━━━ Material for this exercise ━━━

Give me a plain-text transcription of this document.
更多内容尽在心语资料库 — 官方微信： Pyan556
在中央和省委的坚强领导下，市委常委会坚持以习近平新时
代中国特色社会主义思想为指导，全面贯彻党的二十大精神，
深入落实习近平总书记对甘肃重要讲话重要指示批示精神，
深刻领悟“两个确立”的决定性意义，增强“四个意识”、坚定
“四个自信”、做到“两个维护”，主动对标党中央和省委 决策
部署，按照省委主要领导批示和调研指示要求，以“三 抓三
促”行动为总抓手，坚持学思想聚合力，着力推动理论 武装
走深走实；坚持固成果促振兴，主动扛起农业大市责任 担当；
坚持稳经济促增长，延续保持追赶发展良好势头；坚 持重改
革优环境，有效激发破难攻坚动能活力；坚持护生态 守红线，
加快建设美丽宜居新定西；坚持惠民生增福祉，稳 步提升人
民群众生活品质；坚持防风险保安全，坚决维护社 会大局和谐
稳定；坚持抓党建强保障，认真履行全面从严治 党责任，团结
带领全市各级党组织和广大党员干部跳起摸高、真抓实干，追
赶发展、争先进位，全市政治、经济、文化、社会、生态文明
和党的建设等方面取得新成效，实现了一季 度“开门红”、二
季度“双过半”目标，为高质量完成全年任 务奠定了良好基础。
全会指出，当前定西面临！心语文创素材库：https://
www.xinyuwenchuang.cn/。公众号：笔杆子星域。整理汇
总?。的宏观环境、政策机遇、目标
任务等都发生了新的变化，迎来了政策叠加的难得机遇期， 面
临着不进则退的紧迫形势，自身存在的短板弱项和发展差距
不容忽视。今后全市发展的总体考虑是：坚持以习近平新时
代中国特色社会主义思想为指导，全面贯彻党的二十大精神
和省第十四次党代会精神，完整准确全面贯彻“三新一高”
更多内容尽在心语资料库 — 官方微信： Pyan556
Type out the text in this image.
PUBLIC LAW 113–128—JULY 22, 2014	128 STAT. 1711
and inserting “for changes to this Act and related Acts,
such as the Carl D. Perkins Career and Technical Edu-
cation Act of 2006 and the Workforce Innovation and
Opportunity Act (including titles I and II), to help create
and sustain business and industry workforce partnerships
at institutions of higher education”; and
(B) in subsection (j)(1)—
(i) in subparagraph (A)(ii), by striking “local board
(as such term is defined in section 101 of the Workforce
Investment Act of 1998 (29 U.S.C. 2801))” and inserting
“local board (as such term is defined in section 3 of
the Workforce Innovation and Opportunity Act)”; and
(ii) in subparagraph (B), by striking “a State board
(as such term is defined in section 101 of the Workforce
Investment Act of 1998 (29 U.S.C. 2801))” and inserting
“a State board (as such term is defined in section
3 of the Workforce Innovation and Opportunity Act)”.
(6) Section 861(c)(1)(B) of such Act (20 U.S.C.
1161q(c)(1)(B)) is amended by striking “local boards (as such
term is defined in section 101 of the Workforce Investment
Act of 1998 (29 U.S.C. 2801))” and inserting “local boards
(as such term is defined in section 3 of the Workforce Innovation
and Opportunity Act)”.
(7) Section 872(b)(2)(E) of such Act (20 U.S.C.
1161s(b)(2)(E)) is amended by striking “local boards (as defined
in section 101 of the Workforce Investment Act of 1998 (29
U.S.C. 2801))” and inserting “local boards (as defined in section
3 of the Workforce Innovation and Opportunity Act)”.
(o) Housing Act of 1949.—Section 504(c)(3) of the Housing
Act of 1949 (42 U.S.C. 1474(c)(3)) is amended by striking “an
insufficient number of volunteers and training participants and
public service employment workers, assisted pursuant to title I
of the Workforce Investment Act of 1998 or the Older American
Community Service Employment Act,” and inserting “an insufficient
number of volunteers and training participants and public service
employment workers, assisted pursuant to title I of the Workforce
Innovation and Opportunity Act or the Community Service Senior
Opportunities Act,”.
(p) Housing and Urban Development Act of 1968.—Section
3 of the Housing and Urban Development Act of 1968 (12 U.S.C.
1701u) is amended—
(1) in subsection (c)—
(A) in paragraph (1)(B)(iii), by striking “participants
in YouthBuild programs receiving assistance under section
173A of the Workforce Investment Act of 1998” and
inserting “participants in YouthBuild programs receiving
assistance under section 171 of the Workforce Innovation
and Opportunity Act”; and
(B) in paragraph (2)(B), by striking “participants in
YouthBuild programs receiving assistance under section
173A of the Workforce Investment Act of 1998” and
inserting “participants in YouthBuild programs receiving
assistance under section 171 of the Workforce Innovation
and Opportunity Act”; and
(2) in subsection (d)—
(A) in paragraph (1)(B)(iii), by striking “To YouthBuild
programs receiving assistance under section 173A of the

━━━

Extract, word for word, each line of the listing above.

Give me a plain-text transcription of this document.
更多内容尽在心语资料库 — 官方微信： Pyan556
在中央和省委的坚强领导下，市委常委会坚持以习近平新时
代中国特色社会主义思想为指导，全面贯彻党的二十大精神，
深入落实习近平总书记对甘肃重要讲话重要指示批示精神，
深刻领悟“两个确立”的决定性意义，增强“四个意识”、坚定
“四个自信”、做到“两个维护”，主动对标党中央和省委 决策
部署，按照省委主要领导批示和调研指示要求，以“三 抓三
促”行动为总抓手，坚持学思想聚合力，着力推动理论 武装
走深走实；坚持固成果促振兴，主动扛起农业大市责任 担当；
坚持稳经济促增长，延续保持追赶发展良好势头；坚 持重改
革优环境，有效激发破难攻坚动能活力；坚持护生态 守红线，
加快建设美丽宜居新定西；坚持惠民生增福祉，稳 步提升人
民群众生活品质；坚持防风险保安全，坚决维护社 会大局和谐
稳定；坚持抓党建强保障，认真履行全面从严治 党责任，团结
带领全市各级党组织和广大党员干部跳起摸高、真抓实干，追
赶发展、争先进位，全市政治、经济、文化、社会、生态文明
和党的建设等方面取得新成效，实现了一季 度“开门红”、二
季度“双过半”目标，为高质量完成全年任 务奠定了良好基础。
全会指出，当前定西面临！心语文创素材库：https://
www.xinyuwenchuang.cn/。公众号：笔杆子星域。整理汇
总?。的宏观环境、政策机遇、目标
任务等都发生了新的变化，迎来了政策叠加的难得机遇期， 面
临着不进则退的紧迫形势，自身存在的短板弱项和发展差距
不容忽视。今后全市发展的总体考虑是：坚持以习近平新时
代中国特色社会主义思想为指导，全面贯彻党的二十大精神
和省第十四次党代会精神，完整准确全面贯彻“三新一高”
更多内容尽在心语资料库 — 官方微信： Pyan556
Type out the text in this image.
PUBLIC LAW 113–128—JULY 22, 2014	128 STAT. 1711
and inserting “for changes to this Act and related Acts,
such as the Carl D. Perkins Career and Technical Edu-
cation Act of 2006 and the Workforce Innovation and
Opportunity Act (including titles I and II), to help create
and sustain business and industry workforce partnerships
at institutions of higher education”; and
(B) in subsection (j)(1)—
(i) in subparagraph (A)(ii), by striking “local board
(as such term is defined in section 101 of the Workforce
Investment Act of 1998 (29 U.S.C. 2801))” and inserting
“local board (as such term is defined in section 3 of
the Workforce Innovation and Opportunity Act)”; and
(ii) in subparagraph (B), by striking “a State board
(as such term is defined in section 101 of the Workforce
Investment Act of 1998 (29 U.S.C. 2801))” and inserting
“a State board (as such term is defined in section
3 of the Workforce Innovation and Opportunity Act)”.
(6) Section 861(c)(1)(B) of such Act (20 U.S.C.
1161q(c)(1)(B)) is amended by striking “local boards (as such
term is defined in section 101 of the Workforce Investment
Act of 1998 (29 U.S.C. 2801))” and inserting “local boards
(as such term is defined in section 3 of the Workforce Innovation
and Opportunity Act)”.
(7) Section 872(b)(2)(E) of such Act (20 U.S.C.
1161s(b)(2)(E)) is amended by striking “local boards (as defined
in section 101 of the Workforce Investment Act of 1998 (29
U.S.C. 2801))” and inserting “local boards (as defined in section
3 of the Workforce Innovation and Opportunity Act)”.
(o) Housing Act of 1949.—Section 504(c)(3) of the Housing
Act of 1949 (42 U.S.C. 1474(c)(3)) is amended by striking “an
insufficient number of volunteers and training participants and
public service employment workers, assisted pursuant to title I
of the Workforce Investment Act of 1998 or the Older American
Community Service Employment Act,” and inserting “an insufficient
number of volunteers and training participants and public service
employment workers, assisted pursuant to title I of the Workforce
Innovation and Opportunity Act or the Community Service Senior
Opportunities Act,”.
(p) Housing and Urban Development Act of 1968.—Section
3 of the Housing and Urban Development Act of 1968 (12 U.S.C.
1701u) is amended—
(1) in subsection (c)—
(A) in paragraph (1)(B)(iii), by striking “participants
in YouthBuild programs receiving assistance under section
173A of the Workforce Investment Act of 1998” and
inserting “participants in YouthBuild programs receiving
assistance under section 171 of the Workforce Innovation
and Opportunity Act”; and
(B) in paragraph (2)(B), by striking “participants in
YouthBuild programs receiving assistance under section
173A of the Workforce Investment Act of 1998” and
inserting “participants in YouthBuild programs receiving
assistance under section 171 of the Workforce Innovation
and Opportunity Act”; and
(2) in subsection (d)—
(A) in paragraph (1)(B)(iii), by striking “To YouthBuild
programs receiving assistance under section 173A of the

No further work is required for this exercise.